Structured page parsing data
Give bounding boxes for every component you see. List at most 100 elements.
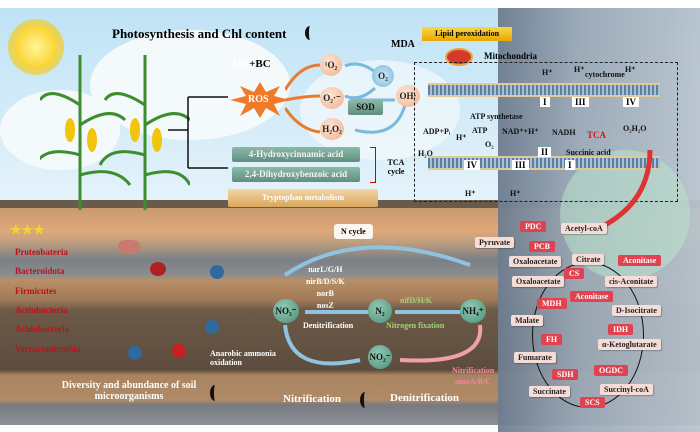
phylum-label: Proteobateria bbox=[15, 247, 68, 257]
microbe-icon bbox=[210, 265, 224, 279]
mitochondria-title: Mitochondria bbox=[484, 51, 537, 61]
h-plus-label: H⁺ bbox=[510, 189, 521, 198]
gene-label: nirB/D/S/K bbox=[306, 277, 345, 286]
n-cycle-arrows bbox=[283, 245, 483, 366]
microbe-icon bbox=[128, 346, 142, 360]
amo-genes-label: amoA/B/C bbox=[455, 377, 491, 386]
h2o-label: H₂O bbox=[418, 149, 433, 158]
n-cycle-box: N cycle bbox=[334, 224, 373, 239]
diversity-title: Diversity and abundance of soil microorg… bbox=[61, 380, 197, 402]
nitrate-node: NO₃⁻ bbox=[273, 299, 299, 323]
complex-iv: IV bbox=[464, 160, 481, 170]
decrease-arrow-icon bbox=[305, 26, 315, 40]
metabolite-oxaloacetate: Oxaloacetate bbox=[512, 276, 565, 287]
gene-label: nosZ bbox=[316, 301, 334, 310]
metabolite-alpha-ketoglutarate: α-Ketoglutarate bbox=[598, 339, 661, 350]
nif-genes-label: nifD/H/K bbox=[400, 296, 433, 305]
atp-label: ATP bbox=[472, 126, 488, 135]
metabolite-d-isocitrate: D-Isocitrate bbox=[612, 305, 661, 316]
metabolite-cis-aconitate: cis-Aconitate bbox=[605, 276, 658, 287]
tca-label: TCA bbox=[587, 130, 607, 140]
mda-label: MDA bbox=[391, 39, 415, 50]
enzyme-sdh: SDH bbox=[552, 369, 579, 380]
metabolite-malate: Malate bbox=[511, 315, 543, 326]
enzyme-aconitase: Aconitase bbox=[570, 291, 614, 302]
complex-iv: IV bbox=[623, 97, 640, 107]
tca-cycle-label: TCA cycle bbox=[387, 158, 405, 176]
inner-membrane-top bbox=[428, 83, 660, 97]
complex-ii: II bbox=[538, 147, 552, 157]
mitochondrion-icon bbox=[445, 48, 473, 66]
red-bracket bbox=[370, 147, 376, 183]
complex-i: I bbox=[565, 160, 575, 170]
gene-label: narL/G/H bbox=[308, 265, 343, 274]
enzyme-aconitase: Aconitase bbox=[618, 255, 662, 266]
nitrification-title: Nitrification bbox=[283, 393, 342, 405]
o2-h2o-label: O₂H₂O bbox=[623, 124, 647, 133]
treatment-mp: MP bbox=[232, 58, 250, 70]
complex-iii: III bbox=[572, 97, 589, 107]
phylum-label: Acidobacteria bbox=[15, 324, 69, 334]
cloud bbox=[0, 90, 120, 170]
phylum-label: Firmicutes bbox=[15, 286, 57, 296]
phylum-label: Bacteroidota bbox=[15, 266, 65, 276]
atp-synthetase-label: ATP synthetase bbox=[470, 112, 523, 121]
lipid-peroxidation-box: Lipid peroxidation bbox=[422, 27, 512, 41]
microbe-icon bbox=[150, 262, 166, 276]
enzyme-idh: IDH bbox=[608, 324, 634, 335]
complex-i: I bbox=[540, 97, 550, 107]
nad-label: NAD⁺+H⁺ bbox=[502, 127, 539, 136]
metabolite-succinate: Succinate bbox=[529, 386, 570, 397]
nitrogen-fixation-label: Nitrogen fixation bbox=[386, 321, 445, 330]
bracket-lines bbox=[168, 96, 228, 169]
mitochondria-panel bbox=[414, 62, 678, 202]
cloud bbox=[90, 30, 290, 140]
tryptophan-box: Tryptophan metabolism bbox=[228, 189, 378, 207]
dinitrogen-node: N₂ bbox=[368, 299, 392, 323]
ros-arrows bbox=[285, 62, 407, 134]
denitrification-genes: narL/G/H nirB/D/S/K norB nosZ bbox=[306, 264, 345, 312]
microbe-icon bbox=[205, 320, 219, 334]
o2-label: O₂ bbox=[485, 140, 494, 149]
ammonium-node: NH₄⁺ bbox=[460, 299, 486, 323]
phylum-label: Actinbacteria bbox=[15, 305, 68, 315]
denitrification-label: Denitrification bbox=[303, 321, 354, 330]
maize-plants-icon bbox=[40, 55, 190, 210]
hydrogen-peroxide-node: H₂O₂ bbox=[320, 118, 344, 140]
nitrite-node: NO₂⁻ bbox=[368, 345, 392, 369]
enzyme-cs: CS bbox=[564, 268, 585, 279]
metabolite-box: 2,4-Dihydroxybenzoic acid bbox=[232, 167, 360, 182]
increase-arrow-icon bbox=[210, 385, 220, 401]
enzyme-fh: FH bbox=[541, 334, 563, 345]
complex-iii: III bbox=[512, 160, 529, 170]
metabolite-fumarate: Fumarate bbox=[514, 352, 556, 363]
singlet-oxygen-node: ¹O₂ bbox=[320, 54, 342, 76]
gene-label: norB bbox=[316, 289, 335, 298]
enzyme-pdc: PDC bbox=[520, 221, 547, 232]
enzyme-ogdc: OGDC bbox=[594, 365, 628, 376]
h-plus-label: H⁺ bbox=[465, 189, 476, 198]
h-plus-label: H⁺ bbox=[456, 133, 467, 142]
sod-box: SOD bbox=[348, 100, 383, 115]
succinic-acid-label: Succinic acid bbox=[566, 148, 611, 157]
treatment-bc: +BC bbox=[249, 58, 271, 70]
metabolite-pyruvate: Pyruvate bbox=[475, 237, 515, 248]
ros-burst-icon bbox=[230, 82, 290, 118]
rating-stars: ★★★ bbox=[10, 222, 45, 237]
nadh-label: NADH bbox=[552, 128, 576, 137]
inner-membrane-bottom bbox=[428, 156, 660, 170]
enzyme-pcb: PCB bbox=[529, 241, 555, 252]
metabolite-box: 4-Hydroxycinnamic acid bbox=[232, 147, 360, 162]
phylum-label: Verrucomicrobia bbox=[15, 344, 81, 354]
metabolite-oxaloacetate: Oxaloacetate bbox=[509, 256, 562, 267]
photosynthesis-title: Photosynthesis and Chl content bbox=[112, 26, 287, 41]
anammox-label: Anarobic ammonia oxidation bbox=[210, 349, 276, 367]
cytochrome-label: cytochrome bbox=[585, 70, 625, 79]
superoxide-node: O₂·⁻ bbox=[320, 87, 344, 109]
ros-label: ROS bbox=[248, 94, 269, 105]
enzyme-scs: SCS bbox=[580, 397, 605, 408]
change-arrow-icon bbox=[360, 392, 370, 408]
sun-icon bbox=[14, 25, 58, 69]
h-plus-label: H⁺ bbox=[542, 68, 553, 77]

* **DIRECTIONS FOR THIS TASK**
Match on "cloud" and copy out every line of the entries that contains it.

* **WRITTEN SOLUTION**
cloud bbox=[0, 90, 120, 170]
cloud bbox=[90, 30, 290, 140]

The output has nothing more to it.